Please retype the records below exactly, leaving out any pictures.

<<<<

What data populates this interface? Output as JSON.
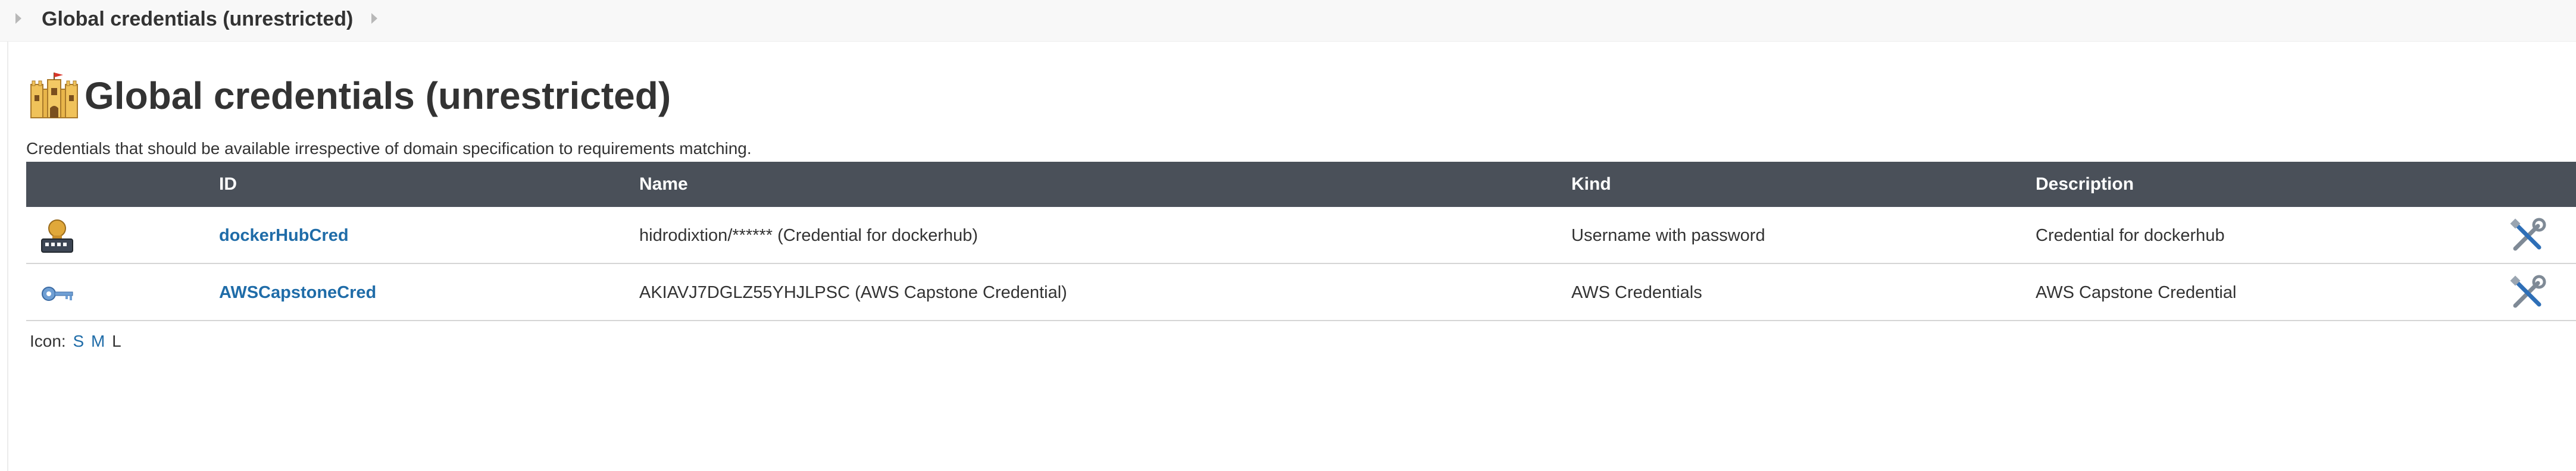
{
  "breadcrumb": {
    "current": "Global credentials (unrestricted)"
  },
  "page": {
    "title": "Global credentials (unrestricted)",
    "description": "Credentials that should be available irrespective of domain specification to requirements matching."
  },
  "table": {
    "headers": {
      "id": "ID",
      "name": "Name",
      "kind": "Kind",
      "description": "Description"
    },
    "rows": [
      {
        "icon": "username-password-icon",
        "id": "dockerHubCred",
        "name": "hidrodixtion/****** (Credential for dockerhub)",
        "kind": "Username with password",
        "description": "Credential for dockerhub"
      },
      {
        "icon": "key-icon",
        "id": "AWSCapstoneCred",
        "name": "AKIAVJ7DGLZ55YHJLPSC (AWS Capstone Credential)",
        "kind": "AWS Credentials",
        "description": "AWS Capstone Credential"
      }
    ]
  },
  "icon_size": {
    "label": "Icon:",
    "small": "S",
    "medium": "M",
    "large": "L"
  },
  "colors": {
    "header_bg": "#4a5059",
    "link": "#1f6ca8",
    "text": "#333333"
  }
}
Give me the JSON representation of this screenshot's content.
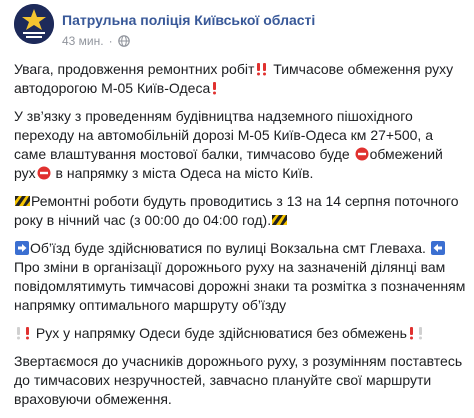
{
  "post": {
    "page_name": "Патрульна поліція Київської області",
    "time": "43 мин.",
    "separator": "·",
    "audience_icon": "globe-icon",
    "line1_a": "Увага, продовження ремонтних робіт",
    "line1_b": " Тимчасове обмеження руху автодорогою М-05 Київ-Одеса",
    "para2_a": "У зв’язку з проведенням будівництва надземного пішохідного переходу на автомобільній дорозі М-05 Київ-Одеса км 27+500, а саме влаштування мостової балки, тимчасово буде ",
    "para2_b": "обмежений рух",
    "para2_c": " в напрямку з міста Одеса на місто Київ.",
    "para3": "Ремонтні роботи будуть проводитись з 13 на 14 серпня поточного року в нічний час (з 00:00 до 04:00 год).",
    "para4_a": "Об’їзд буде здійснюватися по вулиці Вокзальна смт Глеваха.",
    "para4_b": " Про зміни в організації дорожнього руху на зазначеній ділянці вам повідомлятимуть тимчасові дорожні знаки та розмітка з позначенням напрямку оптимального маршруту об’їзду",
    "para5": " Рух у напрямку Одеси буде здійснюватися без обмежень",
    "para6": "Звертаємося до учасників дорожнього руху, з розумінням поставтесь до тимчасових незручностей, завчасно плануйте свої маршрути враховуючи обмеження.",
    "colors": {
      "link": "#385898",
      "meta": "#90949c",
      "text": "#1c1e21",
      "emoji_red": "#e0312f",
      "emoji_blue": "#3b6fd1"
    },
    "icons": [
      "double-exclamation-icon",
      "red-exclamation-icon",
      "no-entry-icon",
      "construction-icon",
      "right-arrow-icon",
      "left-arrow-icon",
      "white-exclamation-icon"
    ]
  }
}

>>>>

Task answer
What data populates this interface? Output as JSON.
{
  "breadcrumb": {
    "current": "Global credentials (unrestricted)"
  },
  "page": {
    "title": "Global credentials (unrestricted)",
    "description": "Credentials that should be available irrespective of domain specification to requirements matching."
  },
  "table": {
    "headers": {
      "id": "ID",
      "name": "Name",
      "kind": "Kind",
      "description": "Description"
    },
    "rows": [
      {
        "icon": "username-password-icon",
        "id": "dockerHubCred",
        "name": "hidrodixtion/****** (Credential for dockerhub)",
        "kind": "Username with password",
        "description": "Credential for dockerhub"
      },
      {
        "icon": "key-icon",
        "id": "AWSCapstoneCred",
        "name": "AKIAVJ7DGLZ55YHJLPSC (AWS Capstone Credential)",
        "kind": "AWS Credentials",
        "description": "AWS Capstone Credential"
      }
    ]
  },
  "icon_size": {
    "label": "Icon:",
    "small": "S",
    "medium": "M",
    "large": "L"
  },
  "colors": {
    "header_bg": "#4a5059",
    "link": "#1f6ca8",
    "text": "#333333"
  }
}
Give me the JSON representation of this screenshot's content.
{
  "post": {
    "page_name": "Патрульна поліція Київської області",
    "time": "43 мин.",
    "separator": "·",
    "audience_icon": "globe-icon",
    "line1_a": "Увага, продовження ремонтних робіт",
    "line1_b": " Тимчасове обмеження руху автодорогою М-05 Київ-Одеса",
    "para2_a": "У зв’язку з проведенням будівництва надземного пішохідного переходу на автомобільній дорозі М-05 Київ-Одеса км 27+500, а саме влаштування мостової балки, тимчасово буде ",
    "para2_b": "обмежений рух",
    "para2_c": " в напрямку з міста Одеса на місто Київ.",
    "para3": "Ремонтні роботи будуть проводитись з 13 на 14 серпня поточного року в нічний час (з 00:00 до 04:00 год).",
    "para4_a": "Об’їзд буде здійснюватися по вулиці Вокзальна смт Глеваха.",
    "para4_b": " Про зміни в організації дорожнього руху на зазначеній ділянці вам повідомлятимуть тимчасові дорожні знаки та розмітка з позначенням напрямку оптимального маршруту об’їзду",
    "para5": " Рух у напрямку Одеси буде здійснюватися без обмежень",
    "para6": "Звертаємося до учасників дорожнього руху, з розумінням поставтесь до тимчасових незручностей, завчасно плануйте свої маршрути враховуючи обмеження.",
    "colors": {
      "link": "#385898",
      "meta": "#90949c",
      "text": "#1c1e21",
      "emoji_red": "#e0312f",
      "emoji_blue": "#3b6fd1"
    },
    "icons": [
      "double-exclamation-icon",
      "red-exclamation-icon",
      "no-entry-icon",
      "construction-icon",
      "right-arrow-icon",
      "left-arrow-icon",
      "white-exclamation-icon"
    ]
  }
}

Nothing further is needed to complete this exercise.